■ Given exercise ■
Each entry must be reproduced precisely as it stands.

--- Start Extracted information ---

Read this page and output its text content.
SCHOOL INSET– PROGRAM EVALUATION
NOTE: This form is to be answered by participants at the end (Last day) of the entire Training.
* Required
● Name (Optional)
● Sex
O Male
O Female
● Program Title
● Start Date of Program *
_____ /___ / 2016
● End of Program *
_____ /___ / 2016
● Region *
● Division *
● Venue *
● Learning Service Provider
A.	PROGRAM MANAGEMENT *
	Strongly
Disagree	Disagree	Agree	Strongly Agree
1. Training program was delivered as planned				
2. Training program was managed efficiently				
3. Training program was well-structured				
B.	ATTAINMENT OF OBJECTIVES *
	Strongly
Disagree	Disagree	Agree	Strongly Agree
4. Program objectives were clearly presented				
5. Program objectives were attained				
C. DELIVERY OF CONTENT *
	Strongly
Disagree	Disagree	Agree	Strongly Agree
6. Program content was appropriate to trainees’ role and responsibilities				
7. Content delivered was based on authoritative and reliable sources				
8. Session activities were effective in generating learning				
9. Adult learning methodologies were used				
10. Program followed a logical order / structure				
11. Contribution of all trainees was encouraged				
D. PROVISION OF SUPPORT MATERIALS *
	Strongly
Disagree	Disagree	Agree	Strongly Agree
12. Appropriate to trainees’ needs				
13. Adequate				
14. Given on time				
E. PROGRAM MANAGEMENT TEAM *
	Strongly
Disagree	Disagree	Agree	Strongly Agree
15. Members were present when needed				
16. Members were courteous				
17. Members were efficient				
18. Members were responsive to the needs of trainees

--- End Extracted information ---

■ Reply to the exercise ■
Read this page and output its text content.
SCHOOL INSET– PROGRAM EVALUATION
NOTE: This form is to be answered by participants at the end (Last day) of the entire Training.
* Required
● Name (Optional)
● Sex
O Male
O Female
● Program Title
● Start Date of Program *
_____ /___ / 2016
● End of Program *
_____ /___ / 2016
● Region *
● Division *
● Venue *
● Learning Service Provider
A.	PROGRAM MANAGEMENT *
	Strongly
Disagree	Disagree	Agree	Strongly Agree
1. Training program was delivered as planned				
2. Training program was managed efficiently				
3. Training program was well-structured				
B.	ATTAINMENT OF OBJECTIVES *
	Strongly
Disagree	Disagree	Agree	Strongly Agree
4. Program objectives were clearly presented				
5. Program objectives were attained				
C. DELIVERY OF CONTENT *
	Strongly
Disagree	Disagree	Agree	Strongly Agree
6. Program content was appropriate to trainees’ role and responsibilities				
7. Content delivered was based on authoritative and reliable sources				
8. Session activities were effective in generating learning				
9. Adult learning methodologies were used				
10. Program followed a logical order / structure				
11. Contribution of all trainees was encouraged				
D. PROVISION OF SUPPORT MATERIALS *
	Strongly
Disagree	Disagree	Agree	Strongly Agree
12. Appropriate to trainees’ needs				
13. Adequate				
14. Given on time				
E. PROGRAM MANAGEMENT TEAM *
	Strongly
Disagree	Disagree	Agree	Strongly Agree
15. Members were present when needed				
16. Members were courteous				
17. Members were efficient				
18. Members were responsive to the needs of trainees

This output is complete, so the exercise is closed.